The exercise: Return the full material exactly.

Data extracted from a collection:
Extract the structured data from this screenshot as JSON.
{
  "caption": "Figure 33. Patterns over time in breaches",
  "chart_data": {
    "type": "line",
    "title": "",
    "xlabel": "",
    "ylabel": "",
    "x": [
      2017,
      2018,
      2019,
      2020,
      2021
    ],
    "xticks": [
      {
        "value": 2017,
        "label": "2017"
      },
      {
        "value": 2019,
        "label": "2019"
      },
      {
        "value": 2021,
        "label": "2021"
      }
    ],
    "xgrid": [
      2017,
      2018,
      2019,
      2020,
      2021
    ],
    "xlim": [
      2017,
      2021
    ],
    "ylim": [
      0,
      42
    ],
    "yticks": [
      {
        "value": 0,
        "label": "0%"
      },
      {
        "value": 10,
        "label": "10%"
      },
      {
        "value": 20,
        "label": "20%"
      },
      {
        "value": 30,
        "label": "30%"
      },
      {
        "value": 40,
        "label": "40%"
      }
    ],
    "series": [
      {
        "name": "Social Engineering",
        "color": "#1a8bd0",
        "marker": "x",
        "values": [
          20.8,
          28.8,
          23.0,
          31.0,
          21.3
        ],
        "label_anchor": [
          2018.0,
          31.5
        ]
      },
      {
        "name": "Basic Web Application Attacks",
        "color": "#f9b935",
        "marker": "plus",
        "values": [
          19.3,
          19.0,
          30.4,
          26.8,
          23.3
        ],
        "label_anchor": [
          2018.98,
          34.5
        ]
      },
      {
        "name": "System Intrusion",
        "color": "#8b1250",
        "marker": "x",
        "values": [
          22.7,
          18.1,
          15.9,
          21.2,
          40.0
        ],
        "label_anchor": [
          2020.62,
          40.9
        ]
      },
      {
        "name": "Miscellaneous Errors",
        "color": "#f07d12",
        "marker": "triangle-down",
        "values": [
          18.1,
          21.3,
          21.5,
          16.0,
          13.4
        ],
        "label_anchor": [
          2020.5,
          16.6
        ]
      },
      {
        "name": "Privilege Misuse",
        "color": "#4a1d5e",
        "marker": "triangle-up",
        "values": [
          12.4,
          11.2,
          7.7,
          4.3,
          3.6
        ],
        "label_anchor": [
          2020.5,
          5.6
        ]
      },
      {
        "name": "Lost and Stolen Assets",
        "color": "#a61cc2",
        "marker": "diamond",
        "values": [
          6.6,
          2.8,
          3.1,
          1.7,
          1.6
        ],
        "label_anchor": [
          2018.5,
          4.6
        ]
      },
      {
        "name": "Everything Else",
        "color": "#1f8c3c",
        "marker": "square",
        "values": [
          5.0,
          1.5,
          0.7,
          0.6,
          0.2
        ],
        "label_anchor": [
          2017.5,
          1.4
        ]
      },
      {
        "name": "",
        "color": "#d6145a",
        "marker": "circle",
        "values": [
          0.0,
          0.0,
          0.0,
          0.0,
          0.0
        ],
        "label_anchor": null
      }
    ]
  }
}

Answer to the task:
Extract the structured data from this screenshot as JSON.
{
  "caption": "Figure 33. Patterns over time in breaches",
  "chart_data": {
    "type": "line",
    "title": "",
    "xlabel": "",
    "ylabel": "",
    "x": [
      2017,
      2018,
      2019,
      2020,
      2021
    ],
    "xticks": [
      {
        "value": 2017,
        "label": "2017"
      },
      {
        "value": 2019,
        "label": "2019"
      },
      {
        "value": 2021,
        "label": "2021"
      }
    ],
    "xgrid": [
      2017,
      2018,
      2019,
      2020,
      2021
    ],
    "xlim": [
      2017,
      2021
    ],
    "ylim": [
      0,
      42
    ],
    "yticks": [
      {
        "value": 0,
        "label": "0%"
      },
      {
        "value": 10,
        "label": "10%"
      },
      {
        "value": 20,
        "label": "20%"
      },
      {
        "value": 30,
        "label": "30%"
      },
      {
        "value": 40,
        "label": "40%"
      }
    ],
    "series": [
      {
        "name": "Social Engineering",
        "color": "#1a8bd0",
        "marker": "x",
        "values": [
          20.8,
          28.8,
          23.0,
          31.0,
          21.3
        ],
        "label_anchor": [
          2018.0,
          31.5
        ]
      },
      {
        "name": "Basic Web Application Attacks",
        "color": "#f9b935",
        "marker": "plus",
        "values": [
          19.3,
          19.0,
          30.4,
          26.8,
          23.3
        ],
        "label_anchor": [
          2018.98,
          34.5
        ]
      },
      {
        "name": "System Intrusion",
        "color": "#8b1250",
        "marker": "x",
        "values": [
          22.7,
          18.1,
          15.9,
          21.2,
          40.0
        ],
        "label_anchor": [
          2020.62,
          40.9
        ]
      },
      {
        "name": "Miscellaneous Errors",
        "color": "#f07d12",
        "marker": "triangle-down",
        "values": [
          18.1,
          21.3,
          21.5,
          16.0,
          13.4
        ],
        "label_anchor": [
          2020.5,
          16.6
        ]
      },
      {
        "name": "Privilege Misuse",
        "color": "#4a1d5e",
        "marker": "triangle-up",
        "values": [
          12.4,
          11.2,
          7.7,
          4.3,
          3.6
        ],
        "label_anchor": [
          2020.5,
          5.6
        ]
      },
      {
        "name": "Lost and Stolen Assets",
        "color": "#a61cc2",
        "marker": "diamond",
        "values": [
          6.6,
          2.8,
          3.1,
          1.7,
          1.6
        ],
        "label_anchor": [
          2018.5,
          4.6
        ]
      },
      {
        "name": "Everything Else",
        "color": "#1f8c3c",
        "marker": "square",
        "values": [
          5.0,
          1.5,
          0.7,
          0.6,
          0.2
        ],
        "label_anchor": [
          2017.5,
          1.4
        ]
      },
      {
        "name": "",
        "color": "#d6145a",
        "marker": "circle",
        "values": [
          0.0,
          0.0,
          0.0,
          0.0,
          0.0
        ],
        "label_anchor": null
      }
    ]
  }
}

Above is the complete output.